Determine which lines of the records include the word "Price", and copy them.

## BEGIN Record list

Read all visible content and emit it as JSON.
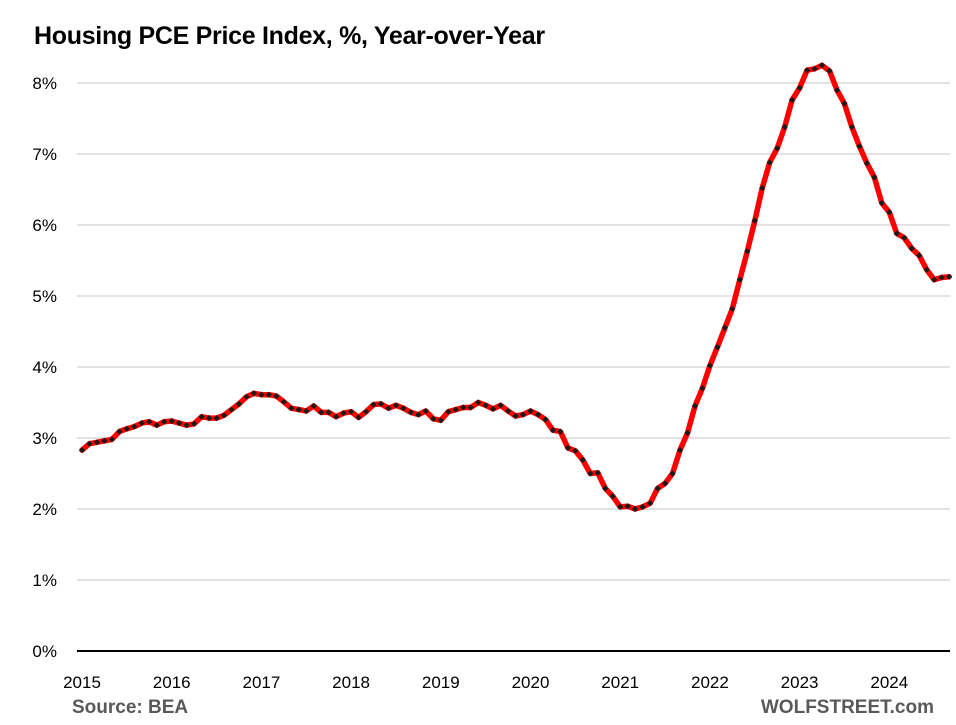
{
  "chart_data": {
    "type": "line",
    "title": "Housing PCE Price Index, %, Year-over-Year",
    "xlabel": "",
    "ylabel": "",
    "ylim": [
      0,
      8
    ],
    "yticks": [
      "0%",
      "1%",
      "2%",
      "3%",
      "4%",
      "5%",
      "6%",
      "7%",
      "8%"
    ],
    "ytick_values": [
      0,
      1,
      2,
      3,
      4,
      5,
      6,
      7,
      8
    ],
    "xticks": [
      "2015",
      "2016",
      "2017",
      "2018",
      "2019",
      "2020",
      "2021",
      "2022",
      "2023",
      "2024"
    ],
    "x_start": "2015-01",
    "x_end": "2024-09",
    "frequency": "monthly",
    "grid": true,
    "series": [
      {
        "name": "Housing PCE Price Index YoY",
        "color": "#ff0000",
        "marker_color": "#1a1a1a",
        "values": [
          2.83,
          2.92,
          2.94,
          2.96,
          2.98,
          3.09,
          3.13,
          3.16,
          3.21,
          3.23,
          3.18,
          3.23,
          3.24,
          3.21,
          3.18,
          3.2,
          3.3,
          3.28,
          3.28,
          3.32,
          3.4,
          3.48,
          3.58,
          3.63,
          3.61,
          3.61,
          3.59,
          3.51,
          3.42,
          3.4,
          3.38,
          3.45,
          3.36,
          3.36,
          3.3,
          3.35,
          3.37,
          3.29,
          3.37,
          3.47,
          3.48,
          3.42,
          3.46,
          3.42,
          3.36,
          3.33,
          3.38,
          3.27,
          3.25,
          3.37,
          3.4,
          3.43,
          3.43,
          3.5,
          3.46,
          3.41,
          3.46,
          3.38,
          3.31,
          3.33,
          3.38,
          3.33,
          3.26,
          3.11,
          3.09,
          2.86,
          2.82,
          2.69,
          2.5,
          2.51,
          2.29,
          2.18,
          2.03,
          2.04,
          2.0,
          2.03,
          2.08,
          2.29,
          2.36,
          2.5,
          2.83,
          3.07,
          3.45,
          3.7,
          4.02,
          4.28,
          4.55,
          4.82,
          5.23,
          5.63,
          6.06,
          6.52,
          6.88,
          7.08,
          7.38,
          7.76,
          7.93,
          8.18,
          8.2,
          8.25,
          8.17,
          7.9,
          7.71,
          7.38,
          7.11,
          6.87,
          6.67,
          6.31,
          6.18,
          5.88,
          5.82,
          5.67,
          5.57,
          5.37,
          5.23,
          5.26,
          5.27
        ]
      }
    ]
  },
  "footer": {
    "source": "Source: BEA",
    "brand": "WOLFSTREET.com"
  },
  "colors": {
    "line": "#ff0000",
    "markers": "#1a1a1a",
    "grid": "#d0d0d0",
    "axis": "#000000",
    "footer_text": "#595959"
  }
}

## END Record list
## BEGIN Record list

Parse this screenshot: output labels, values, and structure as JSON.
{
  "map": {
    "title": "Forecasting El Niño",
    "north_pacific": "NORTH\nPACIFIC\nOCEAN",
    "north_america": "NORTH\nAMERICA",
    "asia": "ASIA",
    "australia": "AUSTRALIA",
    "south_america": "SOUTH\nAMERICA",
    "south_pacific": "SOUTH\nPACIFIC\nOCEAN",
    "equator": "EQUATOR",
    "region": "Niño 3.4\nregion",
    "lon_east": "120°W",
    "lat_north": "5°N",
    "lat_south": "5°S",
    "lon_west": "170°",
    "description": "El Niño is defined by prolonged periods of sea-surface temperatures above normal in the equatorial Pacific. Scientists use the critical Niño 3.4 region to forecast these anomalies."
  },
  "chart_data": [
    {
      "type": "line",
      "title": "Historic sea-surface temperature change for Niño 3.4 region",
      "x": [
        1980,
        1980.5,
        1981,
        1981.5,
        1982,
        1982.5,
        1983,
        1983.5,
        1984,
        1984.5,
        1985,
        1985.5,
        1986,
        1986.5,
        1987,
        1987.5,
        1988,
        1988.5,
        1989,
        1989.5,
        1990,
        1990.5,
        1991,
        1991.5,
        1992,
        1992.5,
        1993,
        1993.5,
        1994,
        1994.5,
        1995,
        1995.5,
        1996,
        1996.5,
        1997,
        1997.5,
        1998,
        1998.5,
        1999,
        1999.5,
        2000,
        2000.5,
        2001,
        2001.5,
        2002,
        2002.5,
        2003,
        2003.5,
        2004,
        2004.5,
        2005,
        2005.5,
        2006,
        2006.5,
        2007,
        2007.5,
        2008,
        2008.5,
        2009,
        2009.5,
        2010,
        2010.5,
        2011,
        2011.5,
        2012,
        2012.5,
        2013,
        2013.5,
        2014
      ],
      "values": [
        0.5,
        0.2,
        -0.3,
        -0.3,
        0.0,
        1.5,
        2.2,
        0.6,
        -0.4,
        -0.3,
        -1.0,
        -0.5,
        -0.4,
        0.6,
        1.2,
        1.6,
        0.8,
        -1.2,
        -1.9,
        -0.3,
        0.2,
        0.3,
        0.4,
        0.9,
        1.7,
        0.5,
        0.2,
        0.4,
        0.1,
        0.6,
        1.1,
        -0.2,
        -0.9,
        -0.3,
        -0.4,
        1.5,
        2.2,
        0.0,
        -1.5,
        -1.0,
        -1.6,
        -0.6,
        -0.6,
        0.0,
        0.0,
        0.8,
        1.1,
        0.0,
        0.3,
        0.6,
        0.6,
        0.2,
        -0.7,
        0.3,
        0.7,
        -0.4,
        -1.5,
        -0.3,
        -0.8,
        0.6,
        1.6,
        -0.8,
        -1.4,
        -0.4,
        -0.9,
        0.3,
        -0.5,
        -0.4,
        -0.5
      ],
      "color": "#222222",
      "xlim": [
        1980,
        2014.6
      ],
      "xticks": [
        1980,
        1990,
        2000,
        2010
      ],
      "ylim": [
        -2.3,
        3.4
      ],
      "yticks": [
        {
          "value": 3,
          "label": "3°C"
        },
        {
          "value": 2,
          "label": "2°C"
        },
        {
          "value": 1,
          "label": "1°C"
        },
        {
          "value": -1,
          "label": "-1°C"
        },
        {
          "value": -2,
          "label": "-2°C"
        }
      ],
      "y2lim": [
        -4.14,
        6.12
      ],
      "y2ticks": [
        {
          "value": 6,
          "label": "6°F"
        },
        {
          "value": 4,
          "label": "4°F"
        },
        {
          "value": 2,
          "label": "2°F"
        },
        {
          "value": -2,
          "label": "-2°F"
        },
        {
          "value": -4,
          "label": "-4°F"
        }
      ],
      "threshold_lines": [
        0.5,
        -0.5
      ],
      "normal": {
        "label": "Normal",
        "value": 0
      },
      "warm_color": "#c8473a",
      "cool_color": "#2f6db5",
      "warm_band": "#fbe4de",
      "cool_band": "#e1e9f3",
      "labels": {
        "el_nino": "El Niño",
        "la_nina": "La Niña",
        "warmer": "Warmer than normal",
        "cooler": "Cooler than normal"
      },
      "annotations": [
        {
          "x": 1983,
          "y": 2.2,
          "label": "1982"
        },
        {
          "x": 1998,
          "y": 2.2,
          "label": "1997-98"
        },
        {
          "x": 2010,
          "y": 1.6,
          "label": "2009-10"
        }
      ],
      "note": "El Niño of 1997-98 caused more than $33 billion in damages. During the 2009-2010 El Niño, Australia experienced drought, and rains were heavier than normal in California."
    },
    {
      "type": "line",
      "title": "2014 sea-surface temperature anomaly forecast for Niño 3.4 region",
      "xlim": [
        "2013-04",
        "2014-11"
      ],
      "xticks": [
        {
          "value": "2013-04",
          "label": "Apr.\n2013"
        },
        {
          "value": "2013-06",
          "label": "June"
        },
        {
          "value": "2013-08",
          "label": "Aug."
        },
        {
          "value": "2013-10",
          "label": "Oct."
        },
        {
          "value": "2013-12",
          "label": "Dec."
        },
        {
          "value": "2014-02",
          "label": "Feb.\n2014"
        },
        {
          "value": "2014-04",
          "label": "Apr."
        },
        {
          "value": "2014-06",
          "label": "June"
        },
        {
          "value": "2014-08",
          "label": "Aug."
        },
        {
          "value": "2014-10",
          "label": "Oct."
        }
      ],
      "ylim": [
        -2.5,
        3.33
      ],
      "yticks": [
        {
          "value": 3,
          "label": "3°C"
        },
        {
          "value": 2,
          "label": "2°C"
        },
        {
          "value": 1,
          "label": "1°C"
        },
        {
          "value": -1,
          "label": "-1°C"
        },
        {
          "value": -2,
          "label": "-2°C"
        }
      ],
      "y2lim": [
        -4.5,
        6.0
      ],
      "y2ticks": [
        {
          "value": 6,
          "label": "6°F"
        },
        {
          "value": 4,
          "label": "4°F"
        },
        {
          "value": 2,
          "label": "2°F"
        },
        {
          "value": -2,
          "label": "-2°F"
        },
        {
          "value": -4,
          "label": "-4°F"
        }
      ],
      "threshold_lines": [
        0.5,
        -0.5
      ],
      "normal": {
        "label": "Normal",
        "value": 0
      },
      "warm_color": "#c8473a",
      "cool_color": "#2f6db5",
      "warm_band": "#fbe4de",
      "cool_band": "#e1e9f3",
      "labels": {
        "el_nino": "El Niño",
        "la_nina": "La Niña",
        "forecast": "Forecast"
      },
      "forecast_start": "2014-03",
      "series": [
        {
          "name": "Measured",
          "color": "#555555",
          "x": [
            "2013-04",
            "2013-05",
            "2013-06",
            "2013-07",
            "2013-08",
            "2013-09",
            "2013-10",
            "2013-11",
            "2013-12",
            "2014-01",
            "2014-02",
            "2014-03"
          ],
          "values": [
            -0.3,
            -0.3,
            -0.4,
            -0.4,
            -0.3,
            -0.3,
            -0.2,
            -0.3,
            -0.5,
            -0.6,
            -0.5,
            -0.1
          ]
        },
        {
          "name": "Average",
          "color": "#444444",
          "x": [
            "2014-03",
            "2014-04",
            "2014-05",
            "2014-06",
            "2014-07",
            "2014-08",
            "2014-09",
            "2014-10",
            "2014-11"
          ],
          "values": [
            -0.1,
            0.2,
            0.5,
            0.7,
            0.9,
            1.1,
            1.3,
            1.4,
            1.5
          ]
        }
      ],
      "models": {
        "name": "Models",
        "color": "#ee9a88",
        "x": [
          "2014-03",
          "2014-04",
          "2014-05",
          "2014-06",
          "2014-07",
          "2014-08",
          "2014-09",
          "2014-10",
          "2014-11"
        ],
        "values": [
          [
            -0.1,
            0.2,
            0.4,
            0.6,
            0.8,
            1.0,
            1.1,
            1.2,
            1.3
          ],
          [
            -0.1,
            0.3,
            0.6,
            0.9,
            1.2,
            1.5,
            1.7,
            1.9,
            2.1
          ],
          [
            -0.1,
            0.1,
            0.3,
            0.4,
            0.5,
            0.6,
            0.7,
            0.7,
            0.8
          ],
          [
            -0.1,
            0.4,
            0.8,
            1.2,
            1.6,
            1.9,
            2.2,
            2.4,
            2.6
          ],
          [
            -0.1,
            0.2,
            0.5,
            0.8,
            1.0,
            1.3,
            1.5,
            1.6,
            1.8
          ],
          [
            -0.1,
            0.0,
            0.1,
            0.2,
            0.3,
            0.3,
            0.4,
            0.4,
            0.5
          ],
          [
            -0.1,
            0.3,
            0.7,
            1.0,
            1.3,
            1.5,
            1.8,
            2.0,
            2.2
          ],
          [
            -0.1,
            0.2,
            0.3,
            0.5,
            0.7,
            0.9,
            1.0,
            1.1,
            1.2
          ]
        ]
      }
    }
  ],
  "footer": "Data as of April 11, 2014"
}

## END Record list

Response:
    "title": "Housing PCE Price Index, %, Year-over-Year",
        "name": "Housing PCE Price Index YoY",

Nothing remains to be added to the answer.